#### [Short task]
Transcribe the whole listing below without changing a word, but leave out every image.

#### [Record extracts]
::::

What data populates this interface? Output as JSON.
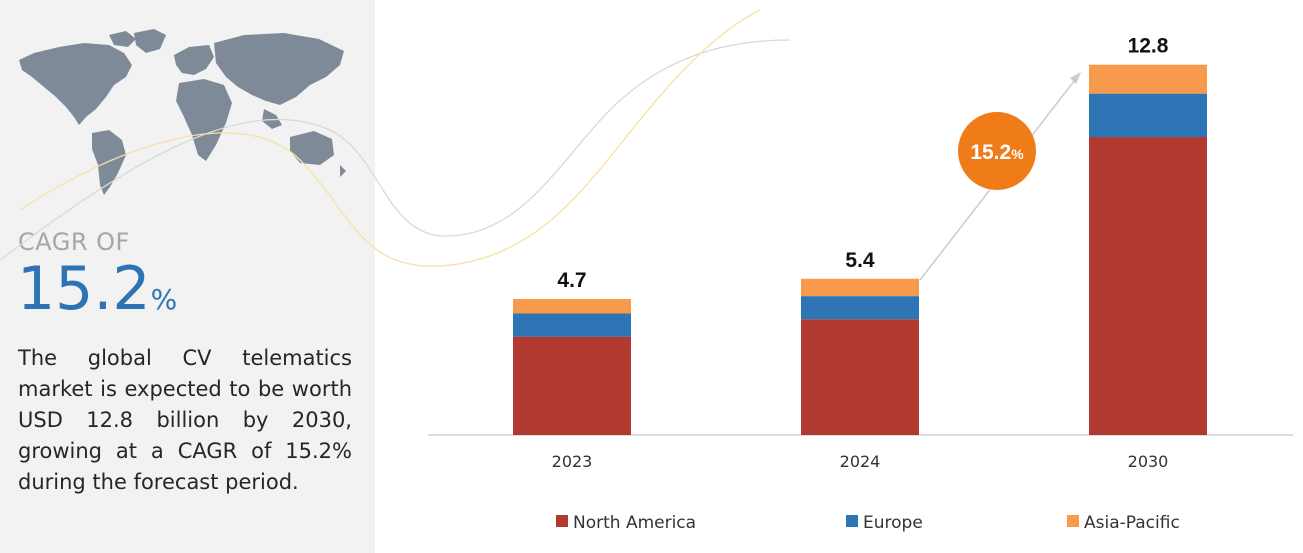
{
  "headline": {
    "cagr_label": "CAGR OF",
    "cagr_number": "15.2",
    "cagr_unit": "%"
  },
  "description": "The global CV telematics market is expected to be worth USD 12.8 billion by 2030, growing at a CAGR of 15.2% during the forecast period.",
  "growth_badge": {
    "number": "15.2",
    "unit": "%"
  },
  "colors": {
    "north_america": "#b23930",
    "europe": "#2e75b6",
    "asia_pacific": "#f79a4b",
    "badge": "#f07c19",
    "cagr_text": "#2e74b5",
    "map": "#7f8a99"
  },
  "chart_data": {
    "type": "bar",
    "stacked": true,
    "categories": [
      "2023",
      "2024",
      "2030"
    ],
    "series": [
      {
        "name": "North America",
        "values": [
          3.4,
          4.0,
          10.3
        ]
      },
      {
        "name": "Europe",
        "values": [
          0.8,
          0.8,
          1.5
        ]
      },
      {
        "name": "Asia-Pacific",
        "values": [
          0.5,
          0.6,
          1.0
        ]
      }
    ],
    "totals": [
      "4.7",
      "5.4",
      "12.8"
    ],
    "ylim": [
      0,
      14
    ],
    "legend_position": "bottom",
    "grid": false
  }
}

::::

#### [Output of the task]
What data populates this interface? Output as JSON.
{
  "headline": {
    "cagr_label": "CAGR OF",
    "cagr_number": "15.2",
    "cagr_unit": "%"
  },
  "description": "The global CV telematics market is expected to be worth USD 12.8 billion by 2030, growing at a CAGR of 15.2% during the forecast period.",
  "growth_badge": {
    "number": "15.2",
    "unit": "%"
  },
  "colors": {
    "north_america": "#b23930",
    "europe": "#2e75b6",
    "asia_pacific": "#f79a4b",
    "badge": "#f07c19",
    "cagr_text": "#2e74b5",
    "map": "#7f8a99"
  },
  "chart_data": {
    "type": "bar",
    "stacked": true,
    "categories": [
      "2023",
      "2024",
      "2030"
    ],
    "series": [
      {
        "name": "North America",
        "values": [
          3.4,
          4.0,
          10.3
        ]
      },
      {
        "name": "Europe",
        "values": [
          0.8,
          0.8,
          1.5
        ]
      },
      {
        "name": "Asia-Pacific",
        "values": [
          0.5,
          0.6,
          1.0
        ]
      }
    ],
    "totals": [
      "4.7",
      "5.4",
      "12.8"
    ],
    "ylim": [
      0,
      14
    ],
    "legend_position": "bottom",
    "grid": false
  }
}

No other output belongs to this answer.